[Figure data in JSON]
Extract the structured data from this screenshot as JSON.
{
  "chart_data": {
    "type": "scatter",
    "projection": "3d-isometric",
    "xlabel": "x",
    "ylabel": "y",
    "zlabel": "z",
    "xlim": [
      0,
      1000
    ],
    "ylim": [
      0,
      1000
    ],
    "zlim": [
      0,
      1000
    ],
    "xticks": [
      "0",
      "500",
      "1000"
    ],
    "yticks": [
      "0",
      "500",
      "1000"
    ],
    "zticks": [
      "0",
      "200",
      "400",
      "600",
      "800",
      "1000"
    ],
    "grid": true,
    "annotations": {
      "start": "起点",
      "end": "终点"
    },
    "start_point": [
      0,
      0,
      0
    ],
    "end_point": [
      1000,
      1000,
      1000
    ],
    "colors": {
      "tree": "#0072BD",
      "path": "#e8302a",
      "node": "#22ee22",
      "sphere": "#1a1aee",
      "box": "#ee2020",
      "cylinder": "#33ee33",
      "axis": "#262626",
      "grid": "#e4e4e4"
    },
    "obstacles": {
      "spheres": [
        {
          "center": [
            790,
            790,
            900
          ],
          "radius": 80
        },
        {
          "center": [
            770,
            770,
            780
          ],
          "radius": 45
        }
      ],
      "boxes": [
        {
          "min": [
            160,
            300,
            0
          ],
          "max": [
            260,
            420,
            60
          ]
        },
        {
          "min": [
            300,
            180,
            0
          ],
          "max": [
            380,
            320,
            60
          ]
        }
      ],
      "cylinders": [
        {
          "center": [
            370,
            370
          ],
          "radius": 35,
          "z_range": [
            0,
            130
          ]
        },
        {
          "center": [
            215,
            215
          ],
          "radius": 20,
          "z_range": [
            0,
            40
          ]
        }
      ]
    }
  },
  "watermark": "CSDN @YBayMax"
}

Problem requirements
Exactly reproduce every line found in the records.

Correct answer
Extract the structured data from this screenshot as JSON.
{
  "chart_data": {
    "type": "scatter",
    "projection": "3d-isometric",
    "xlabel": "x",
    "ylabel": "y",
    "zlabel": "z",
    "xlim": [
      0,
      1000
    ],
    "ylim": [
      0,
      1000
    ],
    "zlim": [
      0,
      1000
    ],
    "xticks": [
      "0",
      "500",
      "1000"
    ],
    "yticks": [
      "0",
      "500",
      "1000"
    ],
    "zticks": [
      "0",
      "200",
      "400",
      "600",
      "800",
      "1000"
    ],
    "grid": true,
    "annotations": {
      "start": "起点",
      "end": "终点"
    },
    "start_point": [
      0,
      0,
      0
    ],
    "end_point": [
      1000,
      1000,
      1000
    ],
    "colors": {
      "tree": "#0072BD",
      "path": "#e8302a",
      "node": "#22ee22",
      "sphere": "#1a1aee",
      "box": "#ee2020",
      "cylinder": "#33ee33",
      "axis": "#262626",
      "grid": "#e4e4e4"
    },
    "obstacles": {
      "spheres": [
        {
          "center": [
            790,
            790,
            900
          ],
          "radius": 80
        },
        {
          "center": [
            770,
            770,
            780
          ],
          "radius": 45
        }
      ],
      "boxes": [
        {
          "min": [
            160,
            300,
            0
          ],
          "max": [
            260,
            420,
            60
          ]
        },
        {
          "min": [
            300,
            180,
            0
          ],
          "max": [
            380,
            320,
            60
          ]
        }
      ],
      "cylinders": [
        {
          "center": [
            370,
            370
          ],
          "radius": 35,
          "z_range": [
            0,
            130
          ]
        },
        {
          "center": [
            215,
            215
          ],
          "radius": 20,
          "z_range": [
            0,
            40
          ]
        }
      ]
    }
  },
  "watermark": "CSDN @YBayMax"
}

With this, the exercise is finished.